> [Given problem]: Copy out all of the material, matching it word for word.

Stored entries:
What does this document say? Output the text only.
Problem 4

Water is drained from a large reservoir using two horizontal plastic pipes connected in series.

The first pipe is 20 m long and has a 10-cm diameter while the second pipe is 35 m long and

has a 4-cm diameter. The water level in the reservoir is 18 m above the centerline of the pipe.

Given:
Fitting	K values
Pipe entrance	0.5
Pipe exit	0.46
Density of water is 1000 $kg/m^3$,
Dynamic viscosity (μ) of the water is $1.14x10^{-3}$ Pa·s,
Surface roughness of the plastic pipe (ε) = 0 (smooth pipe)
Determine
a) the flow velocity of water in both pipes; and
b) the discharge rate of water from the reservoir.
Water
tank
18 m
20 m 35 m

> [Result of the exercise]:
What does this document say? Output the text only.
Problem 4

Water is drained from a large reservoir using two horizontal plastic pipes connected in series.

The first pipe is 20 m long and has a 10-cm diameter while the second pipe is 35 m long and

has a 4-cm diameter. The water level in the reservoir is 18 m above the centerline of the pipe.

Given:
Fitting	K values
Pipe entrance	0.5
Pipe exit	0.46
Density of water is 1000 $kg/m^3$,
Dynamic viscosity (μ) of the water is $1.14x10^{-3}$ Pa·s,
Surface roughness of the plastic pipe (ε) = 0 (smooth pipe)
Determine
a) the flow velocity of water in both pipes; and
b) the discharge rate of water from the reservoir.
Water
tank
18 m
20 m 35 m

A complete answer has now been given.